## Stated task
Please state how many lines in the records contain the string "Gasolina", with no words besides the number.

## Exercise data
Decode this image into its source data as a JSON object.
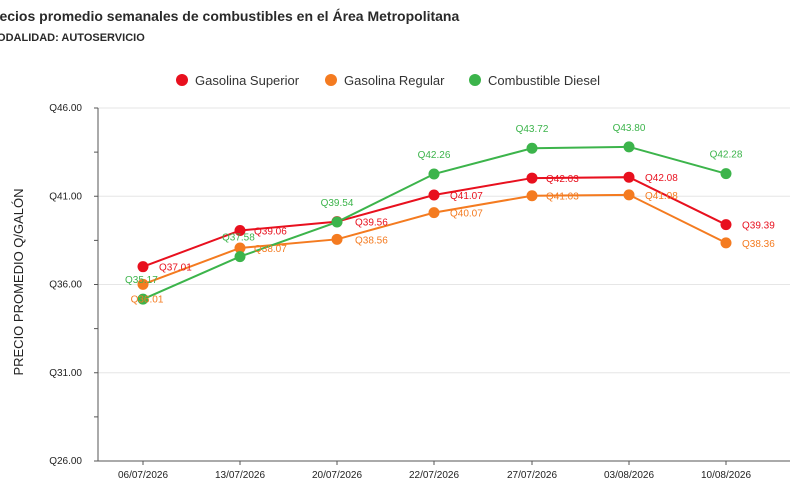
{
  "chart_data": {
    "type": "line",
    "title": "recios promedio semanales de combustibles en el Área Metropolitana",
    "subtitle": "IODALIDAD: AUTOSERVICIO",
    "ylabel": "PRECIO PROMEDIO Q/GALÓN",
    "xlabel": "",
    "categories": [
      "06/07/2026",
      "13/07/2026",
      "20/07/2026",
      "22/07/2026",
      "27/07/2026",
      "03/08/2026",
      "10/08/2026"
    ],
    "ylim": [
      26,
      46
    ],
    "yticks": [
      26,
      31,
      36,
      41,
      46
    ],
    "ytick_labels": [
      "Q26.00",
      "Q31.00",
      "Q36.00",
      "Q41.00",
      "Q46.00"
    ],
    "legend_position": "top",
    "series": [
      {
        "name": "Gasolina Superior",
        "color": "#e8101e",
        "values": [
          37.01,
          39.06,
          39.56,
          41.07,
          42.03,
          42.08,
          39.39
        ],
        "labels": [
          "Q37.01",
          "Q39.06",
          "Q39.56",
          "Q41.07",
          "Q42.03",
          "Q42.08",
          "Q39.39"
        ]
      },
      {
        "name": "Gasolina Regular",
        "color": "#f47b20",
        "values": [
          36.01,
          38.07,
          38.56,
          40.07,
          41.03,
          41.08,
          38.36
        ],
        "labels": [
          "Q36.01",
          "Q38.07",
          "Q38.56",
          "Q40.07",
          "Q41.03",
          "Q41.08",
          "Q38.36"
        ]
      },
      {
        "name": "Combustible Diesel",
        "color": "#3cb44b",
        "values": [
          35.17,
          37.58,
          39.54,
          42.26,
          43.72,
          43.8,
          42.28
        ],
        "labels": [
          "Q35.17",
          "Q37.58",
          "Q39.54",
          "Q42.26",
          "Q43.72",
          "Q43.80",
          "Q42.28"
        ]
      }
    ]
  }
}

## Worked answer
2